Extract the records below word for word and ignore the images.
BEGIN
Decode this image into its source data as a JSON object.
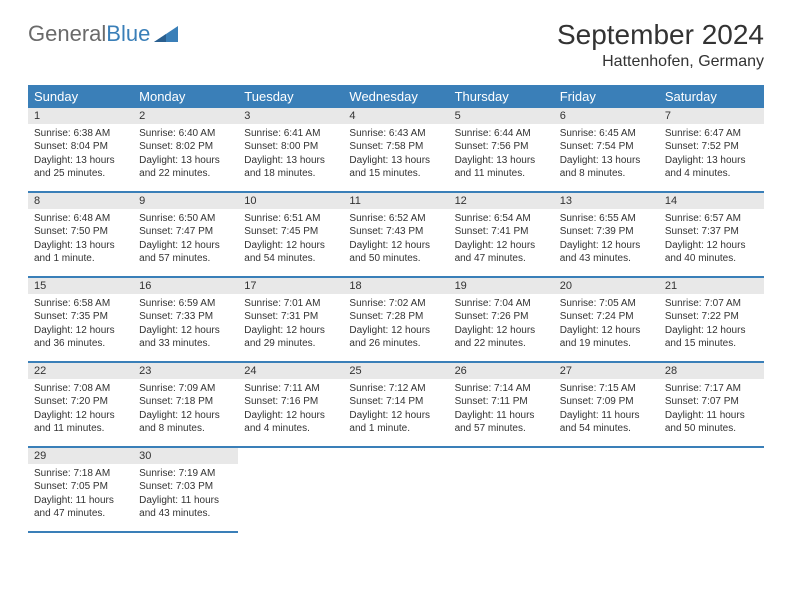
{
  "logo": {
    "part1": "General",
    "part2": "Blue"
  },
  "title": "September 2024",
  "location": "Hattenhofen, Germany",
  "colors": {
    "header_bg": "#3a7fb8",
    "daynum_bg": "#e8e8e8",
    "text": "#333333",
    "logo_gray": "#6a6a6a"
  },
  "fonts": {
    "title_size": 28,
    "location_size": 16,
    "th_size": 13,
    "cell_size": 10
  },
  "days_of_week": [
    "Sunday",
    "Monday",
    "Tuesday",
    "Wednesday",
    "Thursday",
    "Friday",
    "Saturday"
  ],
  "weeks": [
    [
      {
        "n": "1",
        "sunrise": "Sunrise: 6:38 AM",
        "sunset": "Sunset: 8:04 PM",
        "daylight": "Daylight: 13 hours and 25 minutes."
      },
      {
        "n": "2",
        "sunrise": "Sunrise: 6:40 AM",
        "sunset": "Sunset: 8:02 PM",
        "daylight": "Daylight: 13 hours and 22 minutes."
      },
      {
        "n": "3",
        "sunrise": "Sunrise: 6:41 AM",
        "sunset": "Sunset: 8:00 PM",
        "daylight": "Daylight: 13 hours and 18 minutes."
      },
      {
        "n": "4",
        "sunrise": "Sunrise: 6:43 AM",
        "sunset": "Sunset: 7:58 PM",
        "daylight": "Daylight: 13 hours and 15 minutes."
      },
      {
        "n": "5",
        "sunrise": "Sunrise: 6:44 AM",
        "sunset": "Sunset: 7:56 PM",
        "daylight": "Daylight: 13 hours and 11 minutes."
      },
      {
        "n": "6",
        "sunrise": "Sunrise: 6:45 AM",
        "sunset": "Sunset: 7:54 PM",
        "daylight": "Daylight: 13 hours and 8 minutes."
      },
      {
        "n": "7",
        "sunrise": "Sunrise: 6:47 AM",
        "sunset": "Sunset: 7:52 PM",
        "daylight": "Daylight: 13 hours and 4 minutes."
      }
    ],
    [
      {
        "n": "8",
        "sunrise": "Sunrise: 6:48 AM",
        "sunset": "Sunset: 7:50 PM",
        "daylight": "Daylight: 13 hours and 1 minute."
      },
      {
        "n": "9",
        "sunrise": "Sunrise: 6:50 AM",
        "sunset": "Sunset: 7:47 PM",
        "daylight": "Daylight: 12 hours and 57 minutes."
      },
      {
        "n": "10",
        "sunrise": "Sunrise: 6:51 AM",
        "sunset": "Sunset: 7:45 PM",
        "daylight": "Daylight: 12 hours and 54 minutes."
      },
      {
        "n": "11",
        "sunrise": "Sunrise: 6:52 AM",
        "sunset": "Sunset: 7:43 PM",
        "daylight": "Daylight: 12 hours and 50 minutes."
      },
      {
        "n": "12",
        "sunrise": "Sunrise: 6:54 AM",
        "sunset": "Sunset: 7:41 PM",
        "daylight": "Daylight: 12 hours and 47 minutes."
      },
      {
        "n": "13",
        "sunrise": "Sunrise: 6:55 AM",
        "sunset": "Sunset: 7:39 PM",
        "daylight": "Daylight: 12 hours and 43 minutes."
      },
      {
        "n": "14",
        "sunrise": "Sunrise: 6:57 AM",
        "sunset": "Sunset: 7:37 PM",
        "daylight": "Daylight: 12 hours and 40 minutes."
      }
    ],
    [
      {
        "n": "15",
        "sunrise": "Sunrise: 6:58 AM",
        "sunset": "Sunset: 7:35 PM",
        "daylight": "Daylight: 12 hours and 36 minutes."
      },
      {
        "n": "16",
        "sunrise": "Sunrise: 6:59 AM",
        "sunset": "Sunset: 7:33 PM",
        "daylight": "Daylight: 12 hours and 33 minutes."
      },
      {
        "n": "17",
        "sunrise": "Sunrise: 7:01 AM",
        "sunset": "Sunset: 7:31 PM",
        "daylight": "Daylight: 12 hours and 29 minutes."
      },
      {
        "n": "18",
        "sunrise": "Sunrise: 7:02 AM",
        "sunset": "Sunset: 7:28 PM",
        "daylight": "Daylight: 12 hours and 26 minutes."
      },
      {
        "n": "19",
        "sunrise": "Sunrise: 7:04 AM",
        "sunset": "Sunset: 7:26 PM",
        "daylight": "Daylight: 12 hours and 22 minutes."
      },
      {
        "n": "20",
        "sunrise": "Sunrise: 7:05 AM",
        "sunset": "Sunset: 7:24 PM",
        "daylight": "Daylight: 12 hours and 19 minutes."
      },
      {
        "n": "21",
        "sunrise": "Sunrise: 7:07 AM",
        "sunset": "Sunset: 7:22 PM",
        "daylight": "Daylight: 12 hours and 15 minutes."
      }
    ],
    [
      {
        "n": "22",
        "sunrise": "Sunrise: 7:08 AM",
        "sunset": "Sunset: 7:20 PM",
        "daylight": "Daylight: 12 hours and 11 minutes."
      },
      {
        "n": "23",
        "sunrise": "Sunrise: 7:09 AM",
        "sunset": "Sunset: 7:18 PM",
        "daylight": "Daylight: 12 hours and 8 minutes."
      },
      {
        "n": "24",
        "sunrise": "Sunrise: 7:11 AM",
        "sunset": "Sunset: 7:16 PM",
        "daylight": "Daylight: 12 hours and 4 minutes."
      },
      {
        "n": "25",
        "sunrise": "Sunrise: 7:12 AM",
        "sunset": "Sunset: 7:14 PM",
        "daylight": "Daylight: 12 hours and 1 minute."
      },
      {
        "n": "26",
        "sunrise": "Sunrise: 7:14 AM",
        "sunset": "Sunset: 7:11 PM",
        "daylight": "Daylight: 11 hours and 57 minutes."
      },
      {
        "n": "27",
        "sunrise": "Sunrise: 7:15 AM",
        "sunset": "Sunset: 7:09 PM",
        "daylight": "Daylight: 11 hours and 54 minutes."
      },
      {
        "n": "28",
        "sunrise": "Sunrise: 7:17 AM",
        "sunset": "Sunset: 7:07 PM",
        "daylight": "Daylight: 11 hours and 50 minutes."
      }
    ],
    [
      {
        "n": "29",
        "sunrise": "Sunrise: 7:18 AM",
        "sunset": "Sunset: 7:05 PM",
        "daylight": "Daylight: 11 hours and 47 minutes."
      },
      {
        "n": "30",
        "sunrise": "Sunrise: 7:19 AM",
        "sunset": "Sunset: 7:03 PM",
        "daylight": "Daylight: 11 hours and 43 minutes."
      },
      null,
      null,
      null,
      null,
      null
    ]
  ]
}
END
- _FINAL ANSWER_
Decode this image into its source data as a JSON object.
{
  "logo": {
    "part1": "General",
    "part2": "Blue"
  },
  "title": "September 2024",
  "location": "Hattenhofen, Germany",
  "colors": {
    "header_bg": "#3a7fb8",
    "daynum_bg": "#e8e8e8",
    "text": "#333333",
    "logo_gray": "#6a6a6a"
  },
  "fonts": {
    "title_size": 28,
    "location_size": 16,
    "th_size": 13,
    "cell_size": 10
  },
  "days_of_week": [
    "Sunday",
    "Monday",
    "Tuesday",
    "Wednesday",
    "Thursday",
    "Friday",
    "Saturday"
  ],
  "weeks": [
    [
      {
        "n": "1",
        "sunrise": "Sunrise: 6:38 AM",
        "sunset": "Sunset: 8:04 PM",
        "daylight": "Daylight: 13 hours and 25 minutes."
      },
      {
        "n": "2",
        "sunrise": "Sunrise: 6:40 AM",
        "sunset": "Sunset: 8:02 PM",
        "daylight": "Daylight: 13 hours and 22 minutes."
      },
      {
        "n": "3",
        "sunrise": "Sunrise: 6:41 AM",
        "sunset": "Sunset: 8:00 PM",
        "daylight": "Daylight: 13 hours and 18 minutes."
      },
      {
        "n": "4",
        "sunrise": "Sunrise: 6:43 AM",
        "sunset": "Sunset: 7:58 PM",
        "daylight": "Daylight: 13 hours and 15 minutes."
      },
      {
        "n": "5",
        "sunrise": "Sunrise: 6:44 AM",
        "sunset": "Sunset: 7:56 PM",
        "daylight": "Daylight: 13 hours and 11 minutes."
      },
      {
        "n": "6",
        "sunrise": "Sunrise: 6:45 AM",
        "sunset": "Sunset: 7:54 PM",
        "daylight": "Daylight: 13 hours and 8 minutes."
      },
      {
        "n": "7",
        "sunrise": "Sunrise: 6:47 AM",
        "sunset": "Sunset: 7:52 PM",
        "daylight": "Daylight: 13 hours and 4 minutes."
      }
    ],
    [
      {
        "n": "8",
        "sunrise": "Sunrise: 6:48 AM",
        "sunset": "Sunset: 7:50 PM",
        "daylight": "Daylight: 13 hours and 1 minute."
      },
      {
        "n": "9",
        "sunrise": "Sunrise: 6:50 AM",
        "sunset": "Sunset: 7:47 PM",
        "daylight": "Daylight: 12 hours and 57 minutes."
      },
      {
        "n": "10",
        "sunrise": "Sunrise: 6:51 AM",
        "sunset": "Sunset: 7:45 PM",
        "daylight": "Daylight: 12 hours and 54 minutes."
      },
      {
        "n": "11",
        "sunrise": "Sunrise: 6:52 AM",
        "sunset": "Sunset: 7:43 PM",
        "daylight": "Daylight: 12 hours and 50 minutes."
      },
      {
        "n": "12",
        "sunrise": "Sunrise: 6:54 AM",
        "sunset": "Sunset: 7:41 PM",
        "daylight": "Daylight: 12 hours and 47 minutes."
      },
      {
        "n": "13",
        "sunrise": "Sunrise: 6:55 AM",
        "sunset": "Sunset: 7:39 PM",
        "daylight": "Daylight: 12 hours and 43 minutes."
      },
      {
        "n": "14",
        "sunrise": "Sunrise: 6:57 AM",
        "sunset": "Sunset: 7:37 PM",
        "daylight": "Daylight: 12 hours and 40 minutes."
      }
    ],
    [
      {
        "n": "15",
        "sunrise": "Sunrise: 6:58 AM",
        "sunset": "Sunset: 7:35 PM",
        "daylight": "Daylight: 12 hours and 36 minutes."
      },
      {
        "n": "16",
        "sunrise": "Sunrise: 6:59 AM",
        "sunset": "Sunset: 7:33 PM",
        "daylight": "Daylight: 12 hours and 33 minutes."
      },
      {
        "n": "17",
        "sunrise": "Sunrise: 7:01 AM",
        "sunset": "Sunset: 7:31 PM",
        "daylight": "Daylight: 12 hours and 29 minutes."
      },
      {
        "n": "18",
        "sunrise": "Sunrise: 7:02 AM",
        "sunset": "Sunset: 7:28 PM",
        "daylight": "Daylight: 12 hours and 26 minutes."
      },
      {
        "n": "19",
        "sunrise": "Sunrise: 7:04 AM",
        "sunset": "Sunset: 7:26 PM",
        "daylight": "Daylight: 12 hours and 22 minutes."
      },
      {
        "n": "20",
        "sunrise": "Sunrise: 7:05 AM",
        "sunset": "Sunset: 7:24 PM",
        "daylight": "Daylight: 12 hours and 19 minutes."
      },
      {
        "n": "21",
        "sunrise": "Sunrise: 7:07 AM",
        "sunset": "Sunset: 7:22 PM",
        "daylight": "Daylight: 12 hours and 15 minutes."
      }
    ],
    [
      {
        "n": "22",
        "sunrise": "Sunrise: 7:08 AM",
        "sunset": "Sunset: 7:20 PM",
        "daylight": "Daylight: 12 hours and 11 minutes."
      },
      {
        "n": "23",
        "sunrise": "Sunrise: 7:09 AM",
        "sunset": "Sunset: 7:18 PM",
        "daylight": "Daylight: 12 hours and 8 minutes."
      },
      {
        "n": "24",
        "sunrise": "Sunrise: 7:11 AM",
        "sunset": "Sunset: 7:16 PM",
        "daylight": "Daylight: 12 hours and 4 minutes."
      },
      {
        "n": "25",
        "sunrise": "Sunrise: 7:12 AM",
        "sunset": "Sunset: 7:14 PM",
        "daylight": "Daylight: 12 hours and 1 minute."
      },
      {
        "n": "26",
        "sunrise": "Sunrise: 7:14 AM",
        "sunset": "Sunset: 7:11 PM",
        "daylight": "Daylight: 11 hours and 57 minutes."
      },
      {
        "n": "27",
        "sunrise": "Sunrise: 7:15 AM",
        "sunset": "Sunset: 7:09 PM",
        "daylight": "Daylight: 11 hours and 54 minutes."
      },
      {
        "n": "28",
        "sunrise": "Sunrise: 7:17 AM",
        "sunset": "Sunset: 7:07 PM",
        "daylight": "Daylight: 11 hours and 50 minutes."
      }
    ],
    [
      {
        "n": "29",
        "sunrise": "Sunrise: 7:18 AM",
        "sunset": "Sunset: 7:05 PM",
        "daylight": "Daylight: 11 hours and 47 minutes."
      },
      {
        "n": "30",
        "sunrise": "Sunrise: 7:19 AM",
        "sunset": "Sunset: 7:03 PM",
        "daylight": "Daylight: 11 hours and 43 minutes."
      },
      null,
      null,
      null,
      null,
      null
    ]
  ]
}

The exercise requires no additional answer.